--- start ---

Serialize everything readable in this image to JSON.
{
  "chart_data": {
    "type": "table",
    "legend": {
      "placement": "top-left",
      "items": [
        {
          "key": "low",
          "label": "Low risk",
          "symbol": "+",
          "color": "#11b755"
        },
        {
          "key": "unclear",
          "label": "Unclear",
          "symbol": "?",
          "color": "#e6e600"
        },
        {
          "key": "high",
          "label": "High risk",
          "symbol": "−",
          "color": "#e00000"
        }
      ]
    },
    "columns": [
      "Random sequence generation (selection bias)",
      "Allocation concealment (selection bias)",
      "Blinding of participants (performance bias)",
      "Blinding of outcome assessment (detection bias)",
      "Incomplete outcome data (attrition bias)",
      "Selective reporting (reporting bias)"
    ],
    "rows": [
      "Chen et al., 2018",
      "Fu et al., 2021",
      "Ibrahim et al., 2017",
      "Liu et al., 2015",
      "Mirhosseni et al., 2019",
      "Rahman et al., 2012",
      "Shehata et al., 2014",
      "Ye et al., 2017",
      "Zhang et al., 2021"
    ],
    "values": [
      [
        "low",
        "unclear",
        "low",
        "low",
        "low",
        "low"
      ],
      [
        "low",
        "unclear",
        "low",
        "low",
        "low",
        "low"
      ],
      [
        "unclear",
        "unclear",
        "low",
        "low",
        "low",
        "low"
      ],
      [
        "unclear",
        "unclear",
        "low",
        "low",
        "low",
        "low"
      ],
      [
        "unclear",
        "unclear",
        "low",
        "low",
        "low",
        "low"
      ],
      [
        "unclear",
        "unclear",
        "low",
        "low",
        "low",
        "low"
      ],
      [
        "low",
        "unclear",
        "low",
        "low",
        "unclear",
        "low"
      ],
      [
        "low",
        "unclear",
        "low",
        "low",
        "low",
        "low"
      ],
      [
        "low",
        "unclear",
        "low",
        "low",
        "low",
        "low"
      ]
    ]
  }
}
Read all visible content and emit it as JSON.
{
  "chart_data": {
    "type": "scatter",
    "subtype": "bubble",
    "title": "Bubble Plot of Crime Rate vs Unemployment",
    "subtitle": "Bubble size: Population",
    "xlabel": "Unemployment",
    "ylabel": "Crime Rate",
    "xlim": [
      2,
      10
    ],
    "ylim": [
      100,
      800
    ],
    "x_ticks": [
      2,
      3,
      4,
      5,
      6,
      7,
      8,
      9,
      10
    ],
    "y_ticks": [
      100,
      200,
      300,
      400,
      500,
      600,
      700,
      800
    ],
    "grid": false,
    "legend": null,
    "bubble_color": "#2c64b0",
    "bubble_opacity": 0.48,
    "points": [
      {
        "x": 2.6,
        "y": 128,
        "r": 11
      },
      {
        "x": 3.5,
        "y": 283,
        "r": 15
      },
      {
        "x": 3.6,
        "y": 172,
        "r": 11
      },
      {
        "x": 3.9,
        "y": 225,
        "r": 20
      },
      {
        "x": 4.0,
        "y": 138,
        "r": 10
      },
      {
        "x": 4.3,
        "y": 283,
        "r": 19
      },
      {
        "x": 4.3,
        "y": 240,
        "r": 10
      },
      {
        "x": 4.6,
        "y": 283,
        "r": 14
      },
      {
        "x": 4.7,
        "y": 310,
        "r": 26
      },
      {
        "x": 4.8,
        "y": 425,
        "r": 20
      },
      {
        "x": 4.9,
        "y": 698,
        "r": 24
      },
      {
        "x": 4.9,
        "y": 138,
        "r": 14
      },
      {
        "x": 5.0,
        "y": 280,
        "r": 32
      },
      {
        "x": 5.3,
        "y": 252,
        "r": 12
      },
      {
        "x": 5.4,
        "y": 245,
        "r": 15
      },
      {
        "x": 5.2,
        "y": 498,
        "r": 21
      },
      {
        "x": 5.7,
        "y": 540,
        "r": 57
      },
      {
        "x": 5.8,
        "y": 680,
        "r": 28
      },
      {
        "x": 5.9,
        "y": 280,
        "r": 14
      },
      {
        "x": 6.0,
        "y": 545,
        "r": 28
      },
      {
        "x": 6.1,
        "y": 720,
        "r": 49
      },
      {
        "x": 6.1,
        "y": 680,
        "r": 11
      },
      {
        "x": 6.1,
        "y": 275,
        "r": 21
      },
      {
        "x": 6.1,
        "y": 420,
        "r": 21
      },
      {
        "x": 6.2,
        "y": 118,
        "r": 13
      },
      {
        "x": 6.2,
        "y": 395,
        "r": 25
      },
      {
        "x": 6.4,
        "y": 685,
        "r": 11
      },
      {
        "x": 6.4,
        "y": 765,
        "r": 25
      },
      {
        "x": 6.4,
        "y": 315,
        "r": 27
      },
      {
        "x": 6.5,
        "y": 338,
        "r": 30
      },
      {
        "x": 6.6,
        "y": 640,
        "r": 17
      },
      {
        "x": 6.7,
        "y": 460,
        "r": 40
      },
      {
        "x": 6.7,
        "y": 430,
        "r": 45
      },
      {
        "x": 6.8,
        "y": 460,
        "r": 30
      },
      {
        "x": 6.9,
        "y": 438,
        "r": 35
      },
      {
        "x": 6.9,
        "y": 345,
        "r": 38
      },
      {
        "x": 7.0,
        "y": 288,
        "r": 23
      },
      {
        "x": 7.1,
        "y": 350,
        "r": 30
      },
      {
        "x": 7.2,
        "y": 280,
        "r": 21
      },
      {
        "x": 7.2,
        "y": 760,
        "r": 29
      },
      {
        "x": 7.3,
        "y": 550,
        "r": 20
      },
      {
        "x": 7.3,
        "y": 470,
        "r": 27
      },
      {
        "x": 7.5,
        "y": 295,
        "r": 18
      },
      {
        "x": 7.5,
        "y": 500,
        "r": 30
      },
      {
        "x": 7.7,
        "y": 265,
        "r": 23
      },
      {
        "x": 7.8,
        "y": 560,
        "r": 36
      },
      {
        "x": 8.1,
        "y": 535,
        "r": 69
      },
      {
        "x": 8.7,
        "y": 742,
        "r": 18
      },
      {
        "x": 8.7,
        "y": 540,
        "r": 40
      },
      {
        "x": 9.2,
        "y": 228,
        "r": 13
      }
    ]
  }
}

--- end ---

AIM:
Locate the word "Crime" in the records above, and return each line that has it.

THE COMPLETED TASK:
    "title": "Bubble Plot of Crime Rate vs Unemployment",
    "ylabel": "Crime Rate",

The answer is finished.